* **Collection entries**
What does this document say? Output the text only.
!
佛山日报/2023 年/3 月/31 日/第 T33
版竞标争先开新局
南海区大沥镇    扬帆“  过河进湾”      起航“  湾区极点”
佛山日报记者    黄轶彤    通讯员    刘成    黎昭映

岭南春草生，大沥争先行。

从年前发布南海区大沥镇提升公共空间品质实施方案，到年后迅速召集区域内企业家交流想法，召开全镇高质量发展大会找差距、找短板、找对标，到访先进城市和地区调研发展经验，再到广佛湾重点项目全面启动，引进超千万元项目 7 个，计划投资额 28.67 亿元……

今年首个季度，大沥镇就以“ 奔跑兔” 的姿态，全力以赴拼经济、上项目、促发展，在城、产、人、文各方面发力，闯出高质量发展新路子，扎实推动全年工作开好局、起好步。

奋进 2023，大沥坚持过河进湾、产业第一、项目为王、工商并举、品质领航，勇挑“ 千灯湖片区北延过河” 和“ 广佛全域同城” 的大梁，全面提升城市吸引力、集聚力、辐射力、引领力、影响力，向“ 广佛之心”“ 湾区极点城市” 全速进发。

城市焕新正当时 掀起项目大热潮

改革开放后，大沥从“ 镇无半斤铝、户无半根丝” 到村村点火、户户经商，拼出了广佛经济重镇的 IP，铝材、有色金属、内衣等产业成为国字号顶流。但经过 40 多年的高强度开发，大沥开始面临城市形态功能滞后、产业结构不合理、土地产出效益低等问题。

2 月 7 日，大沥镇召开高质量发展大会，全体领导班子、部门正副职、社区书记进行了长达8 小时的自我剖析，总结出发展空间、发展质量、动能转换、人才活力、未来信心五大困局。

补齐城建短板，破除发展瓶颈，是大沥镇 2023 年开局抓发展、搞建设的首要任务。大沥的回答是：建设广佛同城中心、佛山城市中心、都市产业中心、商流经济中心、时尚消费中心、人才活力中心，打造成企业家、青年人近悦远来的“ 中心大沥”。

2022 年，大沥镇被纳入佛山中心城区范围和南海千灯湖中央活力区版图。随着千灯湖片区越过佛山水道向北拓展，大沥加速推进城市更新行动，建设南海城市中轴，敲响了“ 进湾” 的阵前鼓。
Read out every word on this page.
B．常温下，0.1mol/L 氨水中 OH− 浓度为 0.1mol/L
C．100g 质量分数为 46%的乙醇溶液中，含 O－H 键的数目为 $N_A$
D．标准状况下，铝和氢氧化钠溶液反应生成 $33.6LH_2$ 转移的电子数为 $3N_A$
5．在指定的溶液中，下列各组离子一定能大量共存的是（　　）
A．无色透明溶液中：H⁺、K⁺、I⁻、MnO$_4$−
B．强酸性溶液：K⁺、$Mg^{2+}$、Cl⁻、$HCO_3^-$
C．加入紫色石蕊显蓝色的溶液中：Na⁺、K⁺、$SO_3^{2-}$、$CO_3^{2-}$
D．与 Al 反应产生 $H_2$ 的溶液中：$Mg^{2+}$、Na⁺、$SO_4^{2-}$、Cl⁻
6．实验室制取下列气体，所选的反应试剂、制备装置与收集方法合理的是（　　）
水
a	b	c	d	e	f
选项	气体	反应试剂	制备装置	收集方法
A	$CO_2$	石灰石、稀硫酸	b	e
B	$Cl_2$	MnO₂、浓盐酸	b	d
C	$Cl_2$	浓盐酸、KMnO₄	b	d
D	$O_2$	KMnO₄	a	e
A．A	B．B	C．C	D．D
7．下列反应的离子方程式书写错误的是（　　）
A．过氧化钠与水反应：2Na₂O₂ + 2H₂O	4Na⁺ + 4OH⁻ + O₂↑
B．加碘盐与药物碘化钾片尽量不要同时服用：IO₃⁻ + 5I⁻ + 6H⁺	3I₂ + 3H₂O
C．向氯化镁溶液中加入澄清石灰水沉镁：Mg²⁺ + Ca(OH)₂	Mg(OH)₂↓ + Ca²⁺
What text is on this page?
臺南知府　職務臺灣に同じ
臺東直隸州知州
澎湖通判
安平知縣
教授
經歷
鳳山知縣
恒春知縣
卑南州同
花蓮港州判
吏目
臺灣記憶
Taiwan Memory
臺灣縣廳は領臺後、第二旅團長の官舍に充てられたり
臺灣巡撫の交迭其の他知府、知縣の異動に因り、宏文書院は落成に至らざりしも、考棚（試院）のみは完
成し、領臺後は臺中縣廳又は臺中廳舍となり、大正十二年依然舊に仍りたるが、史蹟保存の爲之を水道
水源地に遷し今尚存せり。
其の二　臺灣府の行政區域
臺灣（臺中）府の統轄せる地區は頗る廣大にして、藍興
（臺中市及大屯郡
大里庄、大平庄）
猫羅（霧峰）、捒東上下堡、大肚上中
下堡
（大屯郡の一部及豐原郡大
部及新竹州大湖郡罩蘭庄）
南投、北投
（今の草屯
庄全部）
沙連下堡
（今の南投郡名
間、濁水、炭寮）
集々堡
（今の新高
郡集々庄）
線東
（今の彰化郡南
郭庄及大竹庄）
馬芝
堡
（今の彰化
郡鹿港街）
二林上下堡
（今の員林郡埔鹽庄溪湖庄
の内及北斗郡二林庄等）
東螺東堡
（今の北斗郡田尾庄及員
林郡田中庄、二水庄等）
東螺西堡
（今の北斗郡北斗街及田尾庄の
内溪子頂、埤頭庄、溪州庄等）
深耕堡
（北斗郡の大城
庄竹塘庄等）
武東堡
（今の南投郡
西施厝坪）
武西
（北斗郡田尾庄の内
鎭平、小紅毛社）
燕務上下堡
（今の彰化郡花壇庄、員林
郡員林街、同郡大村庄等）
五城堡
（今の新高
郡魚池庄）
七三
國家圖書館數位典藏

* **EXERCISE AIM**
Across the entries, how many lines contain "text"? Reply with the number only.

* **PROBLEM SOLUTION**
2